▸ Your task
Look at the entries below and reproduce them exactly.

[Dataset items]

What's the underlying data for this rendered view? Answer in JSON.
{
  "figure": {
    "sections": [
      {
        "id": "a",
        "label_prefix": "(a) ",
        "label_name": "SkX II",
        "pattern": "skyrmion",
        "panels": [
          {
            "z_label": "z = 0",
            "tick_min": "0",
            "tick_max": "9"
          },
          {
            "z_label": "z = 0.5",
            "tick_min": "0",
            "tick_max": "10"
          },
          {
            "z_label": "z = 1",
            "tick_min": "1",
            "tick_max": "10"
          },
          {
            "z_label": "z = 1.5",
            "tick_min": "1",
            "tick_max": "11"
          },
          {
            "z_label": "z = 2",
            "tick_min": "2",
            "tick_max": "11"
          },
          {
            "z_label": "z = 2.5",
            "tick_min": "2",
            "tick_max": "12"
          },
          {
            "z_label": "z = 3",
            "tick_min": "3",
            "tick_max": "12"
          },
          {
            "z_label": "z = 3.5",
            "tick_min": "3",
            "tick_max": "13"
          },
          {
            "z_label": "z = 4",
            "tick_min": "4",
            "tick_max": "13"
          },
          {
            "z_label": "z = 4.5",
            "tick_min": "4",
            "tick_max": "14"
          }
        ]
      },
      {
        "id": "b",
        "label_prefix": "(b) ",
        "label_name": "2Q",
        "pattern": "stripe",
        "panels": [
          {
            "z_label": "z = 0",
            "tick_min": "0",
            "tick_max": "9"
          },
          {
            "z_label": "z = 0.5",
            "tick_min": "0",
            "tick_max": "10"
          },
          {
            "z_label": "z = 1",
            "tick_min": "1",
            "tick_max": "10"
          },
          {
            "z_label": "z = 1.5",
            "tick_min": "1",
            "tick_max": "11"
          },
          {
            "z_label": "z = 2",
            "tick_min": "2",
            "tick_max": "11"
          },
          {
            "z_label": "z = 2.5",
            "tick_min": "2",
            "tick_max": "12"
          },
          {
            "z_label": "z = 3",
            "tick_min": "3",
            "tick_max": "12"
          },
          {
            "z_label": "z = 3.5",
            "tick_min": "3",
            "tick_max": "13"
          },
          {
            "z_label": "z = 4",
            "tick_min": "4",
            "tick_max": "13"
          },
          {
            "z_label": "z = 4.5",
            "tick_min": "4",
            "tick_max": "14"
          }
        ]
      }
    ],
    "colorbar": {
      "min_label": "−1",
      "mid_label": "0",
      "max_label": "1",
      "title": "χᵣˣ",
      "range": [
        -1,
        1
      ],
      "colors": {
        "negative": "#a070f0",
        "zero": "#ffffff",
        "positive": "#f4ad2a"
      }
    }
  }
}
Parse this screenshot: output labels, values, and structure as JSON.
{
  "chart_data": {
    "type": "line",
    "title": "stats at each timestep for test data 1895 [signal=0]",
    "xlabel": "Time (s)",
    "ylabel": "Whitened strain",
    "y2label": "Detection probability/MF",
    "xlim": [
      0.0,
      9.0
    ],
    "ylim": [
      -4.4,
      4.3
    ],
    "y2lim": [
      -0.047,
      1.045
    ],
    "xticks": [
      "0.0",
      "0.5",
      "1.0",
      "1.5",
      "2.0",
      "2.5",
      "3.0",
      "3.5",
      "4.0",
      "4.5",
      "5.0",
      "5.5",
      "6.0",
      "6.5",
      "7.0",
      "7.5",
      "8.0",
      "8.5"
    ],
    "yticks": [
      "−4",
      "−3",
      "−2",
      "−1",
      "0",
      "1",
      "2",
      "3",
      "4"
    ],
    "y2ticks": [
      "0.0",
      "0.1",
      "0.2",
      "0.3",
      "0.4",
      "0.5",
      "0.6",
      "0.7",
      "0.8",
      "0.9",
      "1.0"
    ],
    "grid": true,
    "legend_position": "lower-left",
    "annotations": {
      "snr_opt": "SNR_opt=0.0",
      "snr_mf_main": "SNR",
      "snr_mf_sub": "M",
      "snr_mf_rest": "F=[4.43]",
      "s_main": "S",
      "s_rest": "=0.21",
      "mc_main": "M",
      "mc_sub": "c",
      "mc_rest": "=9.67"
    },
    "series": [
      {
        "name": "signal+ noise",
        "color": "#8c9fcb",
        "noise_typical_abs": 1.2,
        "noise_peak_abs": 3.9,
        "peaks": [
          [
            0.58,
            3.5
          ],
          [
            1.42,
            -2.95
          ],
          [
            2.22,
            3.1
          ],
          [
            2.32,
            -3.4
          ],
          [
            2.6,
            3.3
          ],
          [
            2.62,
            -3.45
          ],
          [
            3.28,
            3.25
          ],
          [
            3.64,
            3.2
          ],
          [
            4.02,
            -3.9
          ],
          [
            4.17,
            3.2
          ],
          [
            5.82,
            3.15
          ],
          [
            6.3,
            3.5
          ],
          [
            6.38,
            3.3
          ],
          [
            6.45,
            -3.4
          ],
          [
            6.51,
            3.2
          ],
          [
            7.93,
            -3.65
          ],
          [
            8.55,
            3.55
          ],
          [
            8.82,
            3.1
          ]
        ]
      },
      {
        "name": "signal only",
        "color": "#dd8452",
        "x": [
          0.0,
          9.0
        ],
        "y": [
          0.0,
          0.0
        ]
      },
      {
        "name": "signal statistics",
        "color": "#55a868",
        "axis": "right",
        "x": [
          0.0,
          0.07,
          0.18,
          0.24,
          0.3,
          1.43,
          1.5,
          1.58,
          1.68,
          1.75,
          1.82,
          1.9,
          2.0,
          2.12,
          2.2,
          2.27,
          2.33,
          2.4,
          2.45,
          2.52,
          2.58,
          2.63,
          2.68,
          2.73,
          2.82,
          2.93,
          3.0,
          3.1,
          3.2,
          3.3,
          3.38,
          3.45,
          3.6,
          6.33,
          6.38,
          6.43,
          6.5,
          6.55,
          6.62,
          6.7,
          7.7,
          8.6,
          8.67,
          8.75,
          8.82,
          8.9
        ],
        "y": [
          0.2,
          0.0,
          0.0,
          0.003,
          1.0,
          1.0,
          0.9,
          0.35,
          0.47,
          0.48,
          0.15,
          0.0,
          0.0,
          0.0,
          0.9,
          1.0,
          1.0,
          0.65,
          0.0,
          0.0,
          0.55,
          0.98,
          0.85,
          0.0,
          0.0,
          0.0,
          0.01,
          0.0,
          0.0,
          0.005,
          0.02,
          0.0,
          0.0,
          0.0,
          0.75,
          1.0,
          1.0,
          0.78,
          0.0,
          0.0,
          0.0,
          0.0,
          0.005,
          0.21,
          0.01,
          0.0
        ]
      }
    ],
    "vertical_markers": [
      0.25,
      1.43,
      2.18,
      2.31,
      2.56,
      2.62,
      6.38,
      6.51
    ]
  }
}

▸ Solution to this exercise
What's the underlying data for this rendered view? Answer in JSON.
{
  "figure": {
    "sections": [
      {
        "id": "a",
        "label_prefix": "(a) ",
        "label_name": "SkX II",
        "pattern": "skyrmion",
        "panels": [
          {
            "z_label": "z = 0",
            "tick_min": "0",
            "tick_max": "9"
          },
          {
            "z_label": "z = 0.5",
            "tick_min": "0",
            "tick_max": "10"
          },
          {
            "z_label": "z = 1",
            "tick_min": "1",
            "tick_max": "10"
          },
          {
            "z_label": "z = 1.5",
            "tick_min": "1",
            "tick_max": "11"
          },
          {
            "z_label": "z = 2",
            "tick_min": "2",
            "tick_max": "11"
          },
          {
            "z_label": "z = 2.5",
            "tick_min": "2",
            "tick_max": "12"
          },
          {
            "z_label": "z = 3",
            "tick_min": "3",
            "tick_max": "12"
          },
          {
            "z_label": "z = 3.5",
            "tick_min": "3",
            "tick_max": "13"
          },
          {
            "z_label": "z = 4",
            "tick_min": "4",
            "tick_max": "13"
          },
          {
            "z_label": "z = 4.5",
            "tick_min": "4",
            "tick_max": "14"
          }
        ]
      },
      {
        "id": "b",
        "label_prefix": "(b) ",
        "label_name": "2Q",
        "pattern": "stripe",
        "panels": [
          {
            "z_label": "z = 0",
            "tick_min": "0",
            "tick_max": "9"
          },
          {
            "z_label": "z = 0.5",
            "tick_min": "0",
            "tick_max": "10"
          },
          {
            "z_label": "z = 1",
            "tick_min": "1",
            "tick_max": "10"
          },
          {
            "z_label": "z = 1.5",
            "tick_min": "1",
            "tick_max": "11"
          },
          {
            "z_label": "z = 2",
            "tick_min": "2",
            "tick_max": "11"
          },
          {
            "z_label": "z = 2.5",
            "tick_min": "2",
            "tick_max": "12"
          },
          {
            "z_label": "z = 3",
            "tick_min": "3",
            "tick_max": "12"
          },
          {
            "z_label": "z = 3.5",
            "tick_min": "3",
            "tick_max": "13"
          },
          {
            "z_label": "z = 4",
            "tick_min": "4",
            "tick_max": "13"
          },
          {
            "z_label": "z = 4.5",
            "tick_min": "4",
            "tick_max": "14"
          }
        ]
      }
    ],
    "colorbar": {
      "min_label": "−1",
      "mid_label": "0",
      "max_label": "1",
      "title": "χᵣˣ",
      "range": [
        -1,
        1
      ],
      "colors": {
        "negative": "#a070f0",
        "zero": "#ffffff",
        "positive": "#f4ad2a"
      }
    }
  }
}
Parse this screenshot: output labels, values, and structure as JSON.
{
  "chart_data": {
    "type": "line",
    "title": "stats at each timestep for test data 1895 [signal=0]",
    "xlabel": "Time (s)",
    "ylabel": "Whitened strain",
    "y2label": "Detection probability/MF",
    "xlim": [
      0.0,
      9.0
    ],
    "ylim": [
      -4.4,
      4.3
    ],
    "y2lim": [
      -0.047,
      1.045
    ],
    "xticks": [
      "0.0",
      "0.5",
      "1.0",
      "1.5",
      "2.0",
      "2.5",
      "3.0",
      "3.5",
      "4.0",
      "4.5",
      "5.0",
      "5.5",
      "6.0",
      "6.5",
      "7.0",
      "7.5",
      "8.0",
      "8.5"
    ],
    "yticks": [
      "−4",
      "−3",
      "−2",
      "−1",
      "0",
      "1",
      "2",
      "3",
      "4"
    ],
    "y2ticks": [
      "0.0",
      "0.1",
      "0.2",
      "0.3",
      "0.4",
      "0.5",
      "0.6",
      "0.7",
      "0.8",
      "0.9",
      "1.0"
    ],
    "grid": true,
    "legend_position": "lower-left",
    "annotations": {
      "snr_opt": "SNR_opt=0.0",
      "snr_mf_main": "SNR",
      "snr_mf_sub": "M",
      "snr_mf_rest": "F=[4.43]",
      "s_main": "S",
      "s_rest": "=0.21",
      "mc_main": "M",
      "mc_sub": "c",
      "mc_rest": "=9.67"
    },
    "series": [
      {
        "name": "signal+ noise",
        "color": "#8c9fcb",
        "noise_typical_abs": 1.2,
        "noise_peak_abs": 3.9,
        "peaks": [
          [
            0.58,
            3.5
          ],
          [
            1.42,
            -2.95
          ],
          [
            2.22,
            3.1
          ],
          [
            2.32,
            -3.4
          ],
          [
            2.6,
            3.3
          ],
          [
            2.62,
            -3.45
          ],
          [
            3.28,
            3.25
          ],
          [
            3.64,
            3.2
          ],
          [
            4.02,
            -3.9
          ],
          [
            4.17,
            3.2
          ],
          [
            5.82,
            3.15
          ],
          [
            6.3,
            3.5
          ],
          [
            6.38,
            3.3
          ],
          [
            6.45,
            -3.4
          ],
          [
            6.51,
            3.2
          ],
          [
            7.93,
            -3.65
          ],
          [
            8.55,
            3.55
          ],
          [
            8.82,
            3.1
          ]
        ]
      },
      {
        "name": "signal only",
        "color": "#dd8452",
        "x": [
          0.0,
          9.0
        ],
        "y": [
          0.0,
          0.0
        ]
      },
      {
        "name": "signal statistics",
        "color": "#55a868",
        "axis": "right",
        "x": [
          0.0,
          0.07,
          0.18,
          0.24,
          0.3,
          1.43,
          1.5,
          1.58,
          1.68,
          1.75,
          1.82,
          1.9,
          2.0,
          2.12,
          2.2,
          2.27,
          2.33,
          2.4,
          2.45,
          2.52,
          2.58,
          2.63,
          2.68,
          2.73,
          2.82,
          2.93,
          3.0,
          3.1,
          3.2,
          3.3,
          3.38,
          3.45,
          3.6,
          6.33,
          6.38,
          6.43,
          6.5,
          6.55,
          6.62,
          6.7,
          7.7,
          8.6,
          8.67,
          8.75,
          8.82,
          8.9
        ],
        "y": [
          0.2,
          0.0,
          0.0,
          0.003,
          1.0,
          1.0,
          0.9,
          0.35,
          0.47,
          0.48,
          0.15,
          0.0,
          0.0,
          0.0,
          0.9,
          1.0,
          1.0,
          0.65,
          0.0,
          0.0,
          0.55,
          0.98,
          0.85,
          0.0,
          0.0,
          0.0,
          0.01,
          0.0,
          0.0,
          0.005,
          0.02,
          0.0,
          0.0,
          0.0,
          0.75,
          1.0,
          1.0,
          0.78,
          0.0,
          0.0,
          0.0,
          0.0,
          0.005,
          0.21,
          0.01,
          0.0
        ]
      }
    ],
    "vertical_markers": [
      0.25,
      1.43,
      2.18,
      2.31,
      2.56,
      2.62,
      6.38,
      6.51
    ]
  }
}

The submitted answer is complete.